* **Challenge**: Transcribe the material verbatim in full; the pictures do not belong in the copy.

* **Supplied data**:

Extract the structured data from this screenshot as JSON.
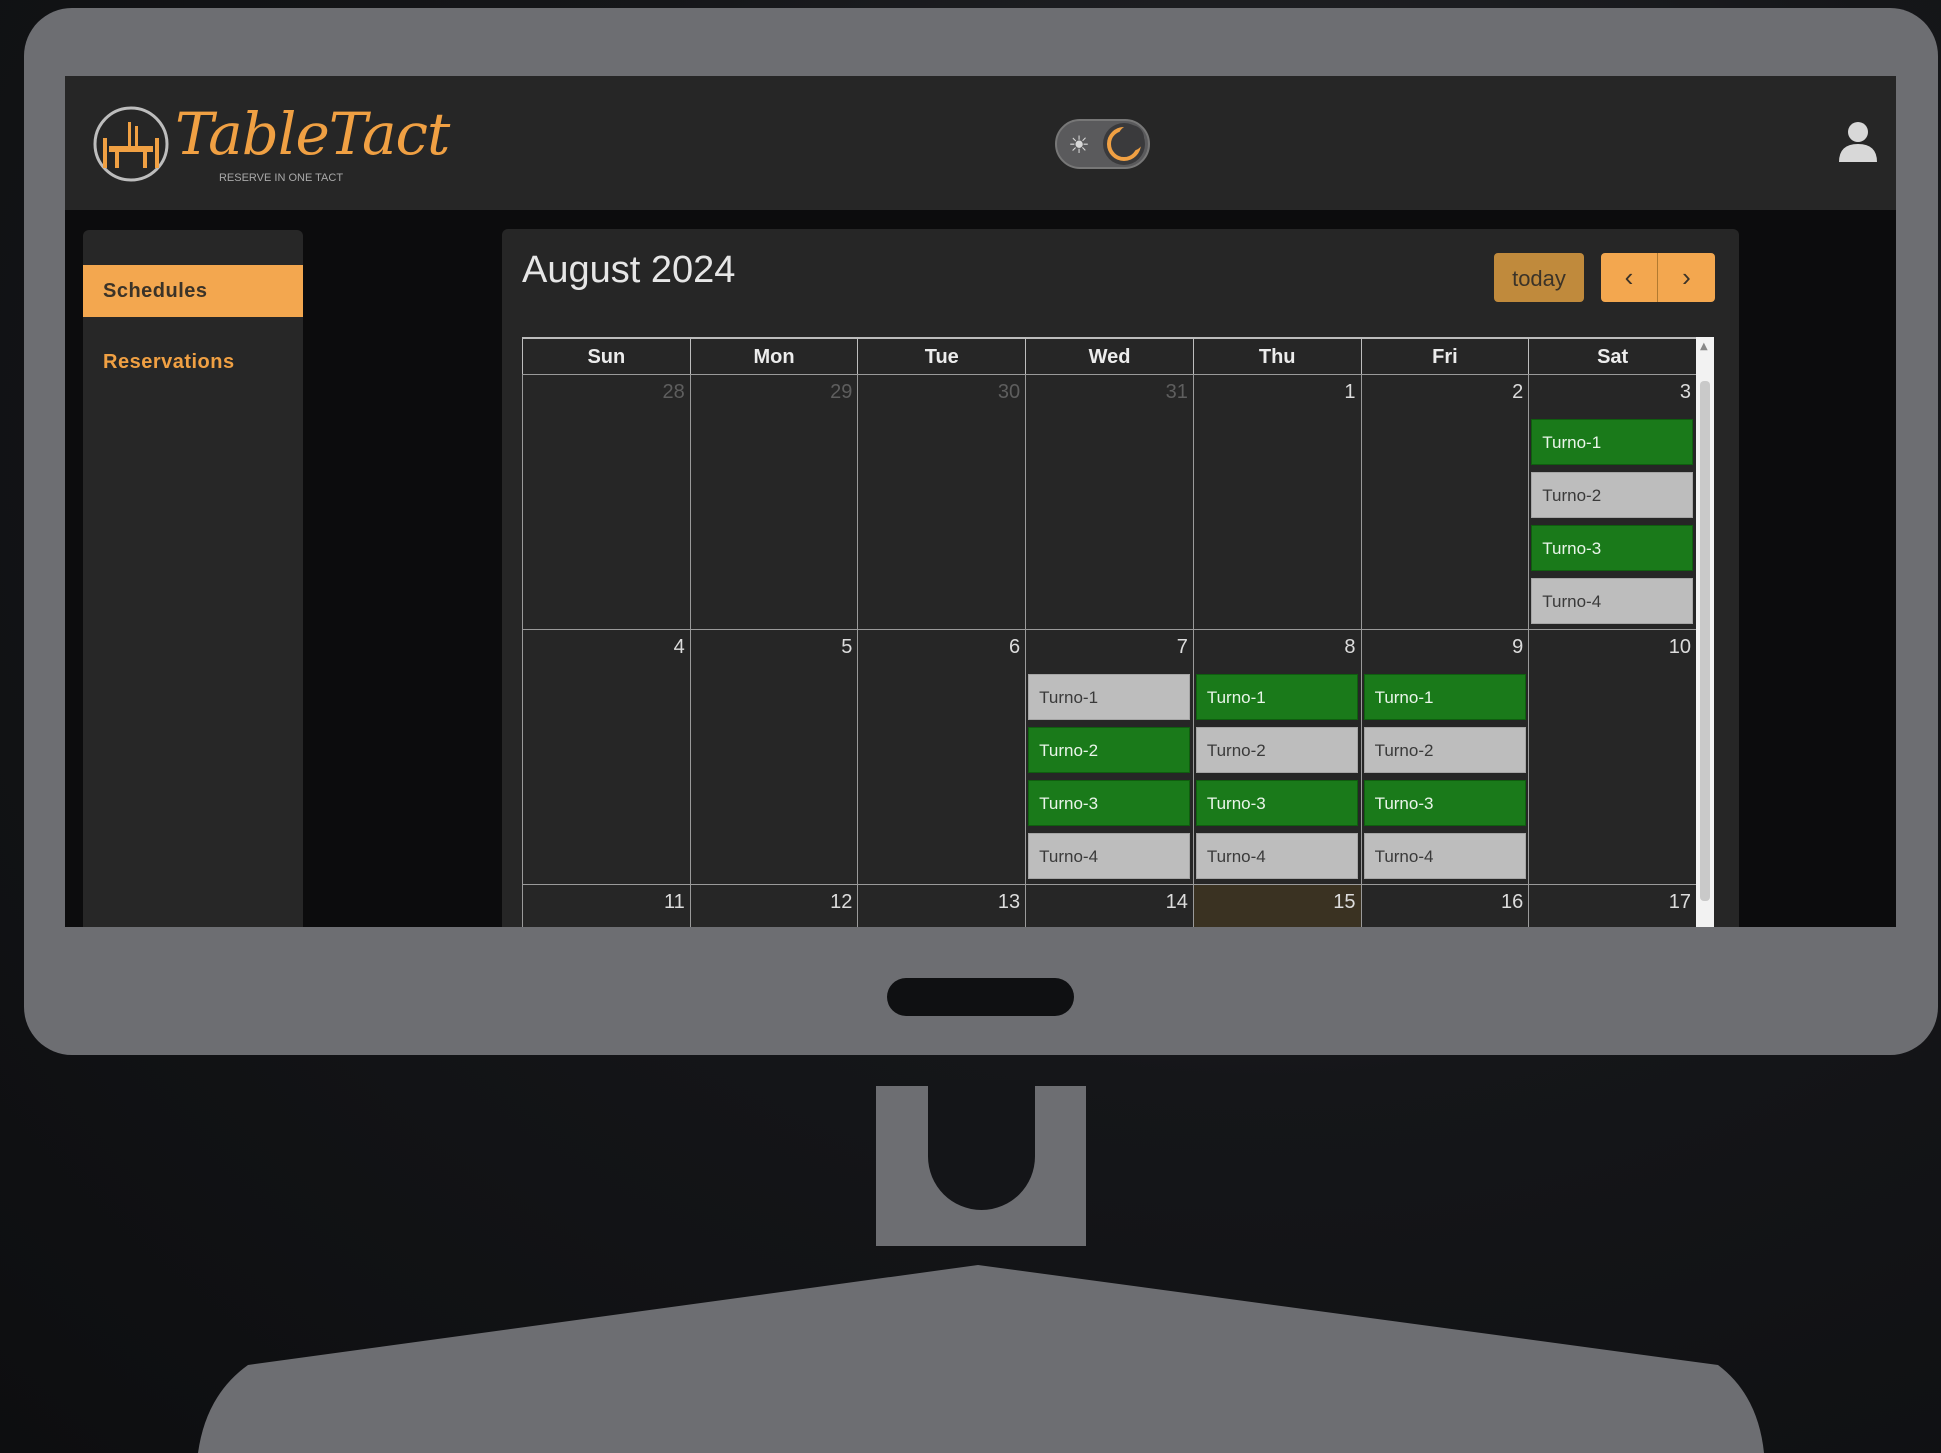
{
  "app": {
    "name": "TableTact",
    "tagline": "RESERVE IN ONE TACT"
  },
  "header": {
    "theme_toggle": {
      "sun_icon": "☀",
      "mode": "dark"
    },
    "user_icon": "user-icon"
  },
  "sidebar": {
    "items": [
      {
        "label": "Schedules",
        "active": true
      },
      {
        "label": "Reservations",
        "active": false
      }
    ]
  },
  "calendar": {
    "title": "August 2024",
    "today_label": "today",
    "prev_label": "‹",
    "next_label": "›",
    "weekdays": [
      "Sun",
      "Mon",
      "Tue",
      "Wed",
      "Thu",
      "Fri",
      "Sat"
    ],
    "weeks": [
      {
        "days": [
          {
            "num": "28",
            "muted": true,
            "events": []
          },
          {
            "num": "29",
            "muted": true,
            "events": []
          },
          {
            "num": "30",
            "muted": true,
            "events": []
          },
          {
            "num": "31",
            "muted": true,
            "events": []
          },
          {
            "num": "1",
            "events": []
          },
          {
            "num": "2",
            "events": []
          },
          {
            "num": "3",
            "events": [
              {
                "label": "Turno-1",
                "status": "green"
              },
              {
                "label": "Turno-2",
                "status": "grey"
              },
              {
                "label": "Turno-3",
                "status": "green"
              },
              {
                "label": "Turno-4",
                "status": "grey"
              }
            ]
          }
        ]
      },
      {
        "days": [
          {
            "num": "4",
            "events": []
          },
          {
            "num": "5",
            "events": []
          },
          {
            "num": "6",
            "events": []
          },
          {
            "num": "7",
            "events": [
              {
                "label": "Turno-1",
                "status": "grey"
              },
              {
                "label": "Turno-2",
                "status": "green"
              },
              {
                "label": "Turno-3",
                "status": "green"
              },
              {
                "label": "Turno-4",
                "status": "grey"
              }
            ]
          },
          {
            "num": "8",
            "events": [
              {
                "label": "Turno-1",
                "status": "green"
              },
              {
                "label": "Turno-2",
                "status": "grey"
              },
              {
                "label": "Turno-3",
                "status": "green"
              },
              {
                "label": "Turno-4",
                "status": "grey"
              }
            ]
          },
          {
            "num": "9",
            "events": [
              {
                "label": "Turno-1",
                "status": "green"
              },
              {
                "label": "Turno-2",
                "status": "grey"
              },
              {
                "label": "Turno-3",
                "status": "green"
              },
              {
                "label": "Turno-4",
                "status": "grey"
              }
            ]
          },
          {
            "num": "10",
            "events": []
          }
        ]
      },
      {
        "days": [
          {
            "num": "11",
            "events": []
          },
          {
            "num": "12",
            "events": []
          },
          {
            "num": "13",
            "events": []
          },
          {
            "num": "14",
            "events": []
          },
          {
            "num": "15",
            "today": true,
            "events": []
          },
          {
            "num": "16",
            "events": []
          },
          {
            "num": "17",
            "events": []
          }
        ]
      }
    ]
  },
  "colors": {
    "accent": "#f3a74f",
    "available": "#1a7a1a",
    "unavailable": "#bdbdbd",
    "background": "#262626"
  }
}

* **Exercise output**:
Extract the structured data from this screenshot as JSON.
{
  "app": {
    "name": "TableTact",
    "tagline": "RESERVE IN ONE TACT"
  },
  "header": {
    "theme_toggle": {
      "sun_icon": "☀",
      "mode": "dark"
    },
    "user_icon": "user-icon"
  },
  "sidebar": {
    "items": [
      {
        "label": "Schedules",
        "active": true
      },
      {
        "label": "Reservations",
        "active": false
      }
    ]
  },
  "calendar": {
    "title": "August 2024",
    "today_label": "today",
    "prev_label": "‹",
    "next_label": "›",
    "weekdays": [
      "Sun",
      "Mon",
      "Tue",
      "Wed",
      "Thu",
      "Fri",
      "Sat"
    ],
    "weeks": [
      {
        "days": [
          {
            "num": "28",
            "muted": true,
            "events": []
          },
          {
            "num": "29",
            "muted": true,
            "events": []
          },
          {
            "num": "30",
            "muted": true,
            "events": []
          },
          {
            "num": "31",
            "muted": true,
            "events": []
          },
          {
            "num": "1",
            "events": []
          },
          {
            "num": "2",
            "events": []
          },
          {
            "num": "3",
            "events": [
              {
                "label": "Turno-1",
                "status": "green"
              },
              {
                "label": "Turno-2",
                "status": "grey"
              },
              {
                "label": "Turno-3",
                "status": "green"
              },
              {
                "label": "Turno-4",
                "status": "grey"
              }
            ]
          }
        ]
      },
      {
        "days": [
          {
            "num": "4",
            "events": []
          },
          {
            "num": "5",
            "events": []
          },
          {
            "num": "6",
            "events": []
          },
          {
            "num": "7",
            "events": [
              {
                "label": "Turno-1",
                "status": "grey"
              },
              {
                "label": "Turno-2",
                "status": "green"
              },
              {
                "label": "Turno-3",
                "status": "green"
              },
              {
                "label": "Turno-4",
                "status": "grey"
              }
            ]
          },
          {
            "num": "8",
            "events": [
              {
                "label": "Turno-1",
                "status": "green"
              },
              {
                "label": "Turno-2",
                "status": "grey"
              },
              {
                "label": "Turno-3",
                "status": "green"
              },
              {
                "label": "Turno-4",
                "status": "grey"
              }
            ]
          },
          {
            "num": "9",
            "events": [
              {
                "label": "Turno-1",
                "status": "green"
              },
              {
                "label": "Turno-2",
                "status": "grey"
              },
              {
                "label": "Turno-3",
                "status": "green"
              },
              {
                "label": "Turno-4",
                "status": "grey"
              }
            ]
          },
          {
            "num": "10",
            "events": []
          }
        ]
      },
      {
        "days": [
          {
            "num": "11",
            "events": []
          },
          {
            "num": "12",
            "events": []
          },
          {
            "num": "13",
            "events": []
          },
          {
            "num": "14",
            "events": []
          },
          {
            "num": "15",
            "today": true,
            "events": []
          },
          {
            "num": "16",
            "events": []
          },
          {
            "num": "17",
            "events": []
          }
        ]
      }
    ]
  },
  "colors": {
    "accent": "#f3a74f",
    "available": "#1a7a1a",
    "unavailable": "#bdbdbd",
    "background": "#262626"
  }
}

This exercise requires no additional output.